WHAT TO PRODUCE
Look for the string "Mail" in the data below, and copy each line that holds it.

SUPPLIED RECORDS

+--

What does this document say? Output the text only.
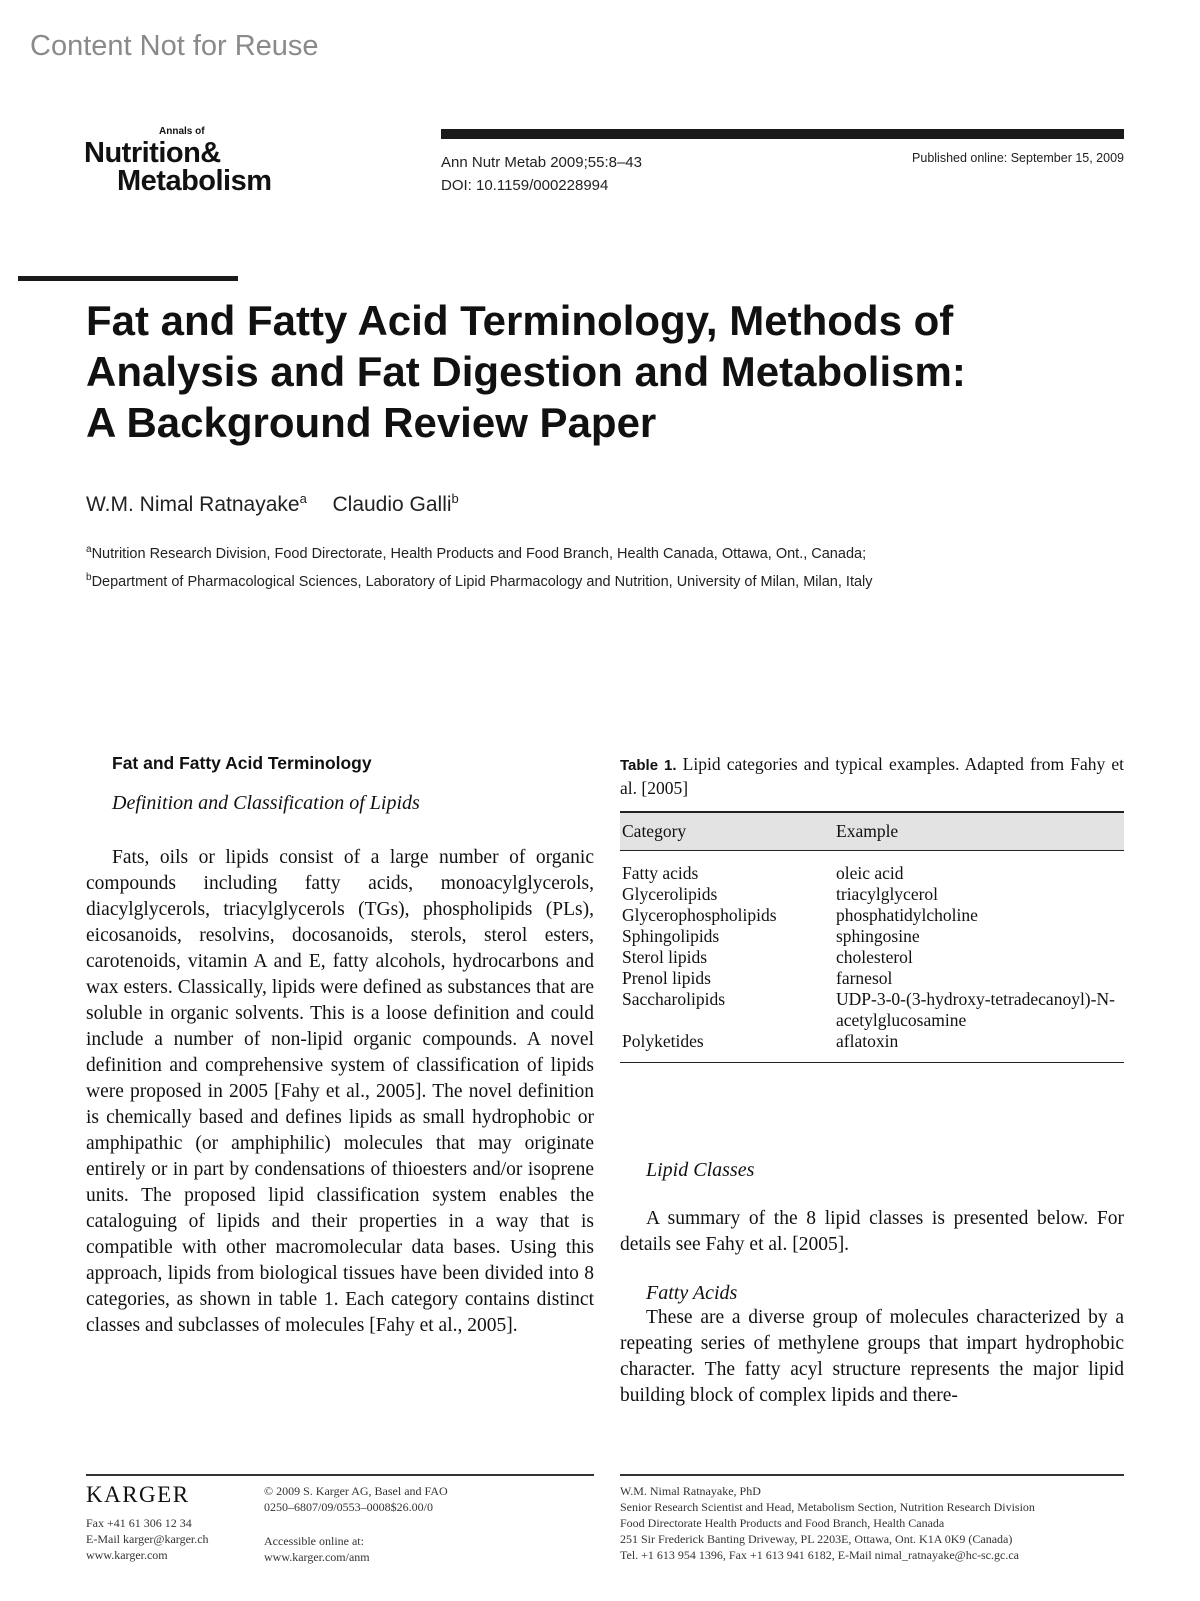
Content Not for Reuse
Annals of
Nutrition&
Metabolism
Ann Nutr Metab 2009;55:8–43
DOI: 10.1159/000228994
Published online: September 15, 2009
Fat and Fatty Acid Terminology, Methods of Analysis and Fat Digestion and Metabolism: A Background Review Paper
W.M. Nimal Ratnayake$^a$ Claudio Galli$^b$
$^a$Nutrition Research Division, Food Directorate, Health Products and Food Branch, Health Canada, Ottawa, Ont., Canada; $^b$Department of Pharmacological Sciences, Laboratory of Lipid Pharmacology and Nutrition, University of Milan, Milan, Italy
Fat and Fatty Acid Terminology
Definition and Classification of Lipids

Fats, oils or lipids consist of a large number of organic compounds including fatty acids, monoacylglycerols, diacylglycerols, triacylglycerols (TGs), phospholipids (PLs), eicosanoids, resolvins, docosanoids, sterols, sterol esters, carotenoids, vitamin A and E, fatty alcohols, hydrocarbons and wax esters. Classically, lipids were defined as substances that are soluble in organic solvents. This is a loose definition and could include a number of non-lipid organic compounds. A novel definition and comprehensive system of classification of lipids were proposed in 2005 [Fahy et al., 2005]. The novel definition is chemically based and defines lipids as small hydrophobic or amphipathic (or amphiphilic) molecules that may originate entirely or in part by condensations of thioesters and/or isoprene units. The proposed lipid classification system enables the cataloguing of lipids and their properties in a way that is compatible with other macromolecular data bases. Using this approach, lipids from biological tissues have been divided into 8 categories, as shown in table 1. Each category contains distinct classes and subclasses of molecules [Fahy et al., 2005].

Table 1. Lipid categories and typical examples. Adapted from Fahy et al. [2005]

Category	Example
Fatty acids	oleic acid
Glycerolipids	triacylglycerol
Glycerophospholipids	phosphatidylcholine
Sphingolipids	sphingosine
Sterol lipids	cholesterol
Prenol lipids	farnesol
Saccharolipids	UDP-3-0-(3-hydroxy-tetradecanoyl)-N-acetylglucosamine
Polyketides	aflatoxin
Lipid Classes

A summary of the 8 lipid classes is presented below. For details see Fahy et al. [2005].

Fatty Acids

These are a diverse group of molecules characterized by a repeating series of methylene groups that impart hydrophobic character. The fatty acyl structure represents the major lipid building block of complex lipids and there-

KARGER
Fax +41 61 306 12 34
E-Mail karger@karger.ch
www.karger.com
© 2009 S. Karger AG, Basel and FAO
0250–6807/09/0553–0008$26.00/0
Accessible online at:
www.karger.com/anm
W.M. Nimal Ratnayake, PhD
Senior Research Scientist and Head, Metabolism Section, Nutrition Research Division
Food Directorate Health Products and Food Branch, Health Canada
251 Sir Frederick Banting Driveway, PL 2203E, Ottawa, Ont. K1A 0K9 (Canada)
Tel. +1 613 954 1396, Fax +1 613 941 6182, E-Mail nimal_ratnayake@hc-sc.gc.ca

+--

SOLVED PROBLEM
E-Mail karger@karger.ch
Tel. +1 613 954 1396, Fax +1 613 941 6182, E-Mail nimal_ratnayake@hc-sc.gc.ca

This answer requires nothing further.